■ EXERCISE GOAL
Search the entries for the word "name" and pull out each line that has it.

── RECORDS FOR THE EXERCISE

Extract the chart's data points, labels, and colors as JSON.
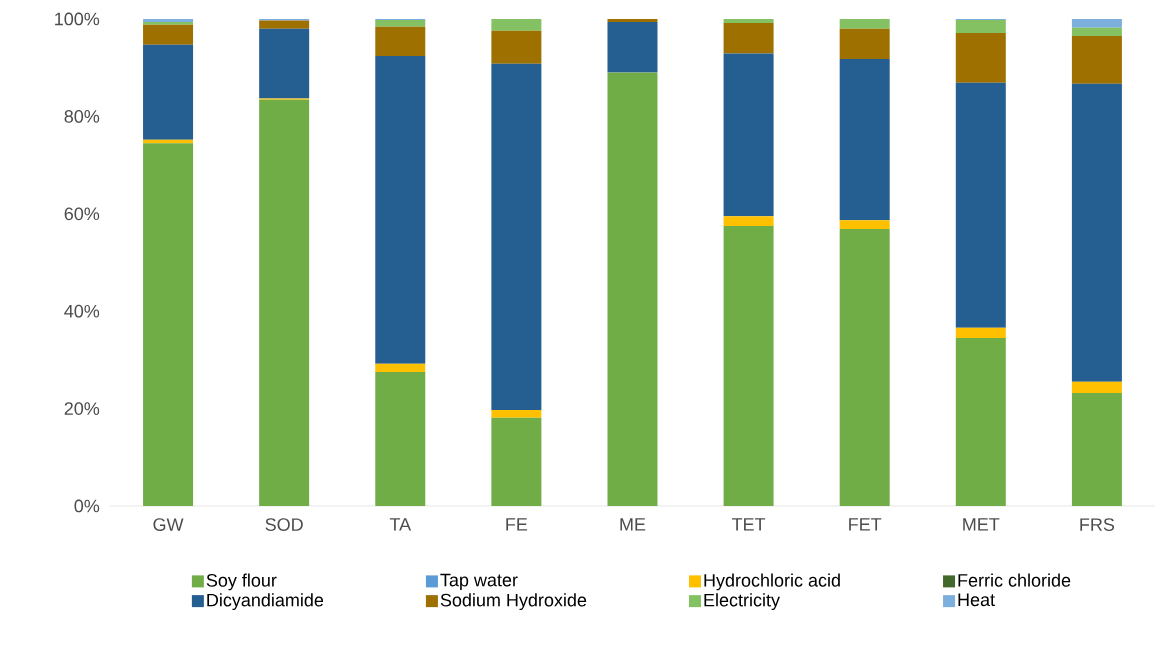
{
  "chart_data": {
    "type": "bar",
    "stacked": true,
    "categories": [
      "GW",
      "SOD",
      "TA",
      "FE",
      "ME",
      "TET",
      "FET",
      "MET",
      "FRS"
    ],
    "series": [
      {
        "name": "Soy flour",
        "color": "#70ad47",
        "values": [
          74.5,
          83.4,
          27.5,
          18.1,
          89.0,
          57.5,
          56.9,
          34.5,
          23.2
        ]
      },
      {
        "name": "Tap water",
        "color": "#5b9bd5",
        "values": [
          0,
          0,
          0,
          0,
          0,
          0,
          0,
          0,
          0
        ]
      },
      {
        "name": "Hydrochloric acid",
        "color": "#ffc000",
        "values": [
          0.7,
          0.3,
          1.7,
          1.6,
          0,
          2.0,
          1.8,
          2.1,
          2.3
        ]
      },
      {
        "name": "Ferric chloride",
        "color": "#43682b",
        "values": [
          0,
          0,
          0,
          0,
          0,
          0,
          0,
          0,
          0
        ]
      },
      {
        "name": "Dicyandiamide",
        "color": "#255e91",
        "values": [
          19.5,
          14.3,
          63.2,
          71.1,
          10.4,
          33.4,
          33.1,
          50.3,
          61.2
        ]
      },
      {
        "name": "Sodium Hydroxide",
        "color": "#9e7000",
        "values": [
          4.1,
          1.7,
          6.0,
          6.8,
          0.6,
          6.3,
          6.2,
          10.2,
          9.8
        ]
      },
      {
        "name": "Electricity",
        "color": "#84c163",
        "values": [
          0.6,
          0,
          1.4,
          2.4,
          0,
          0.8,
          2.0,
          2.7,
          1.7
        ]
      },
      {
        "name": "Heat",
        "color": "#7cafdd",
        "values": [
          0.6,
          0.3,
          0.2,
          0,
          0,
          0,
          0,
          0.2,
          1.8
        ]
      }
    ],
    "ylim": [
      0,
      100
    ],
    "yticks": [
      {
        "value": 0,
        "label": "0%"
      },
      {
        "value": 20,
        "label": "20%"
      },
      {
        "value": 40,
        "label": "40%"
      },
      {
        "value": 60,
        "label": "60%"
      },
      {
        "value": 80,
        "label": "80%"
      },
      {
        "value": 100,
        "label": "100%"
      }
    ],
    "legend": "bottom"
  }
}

────

■ TASK ANSWER
        "name": "Soy flour",
        "name": "Tap water",
        "name": "Hydrochloric acid",
        "name": "Ferric chloride",
        "name": "Dicyandiamide",
        "name": "Sodium Hydroxide",
        "name": "Electricity",
        "name": "Heat",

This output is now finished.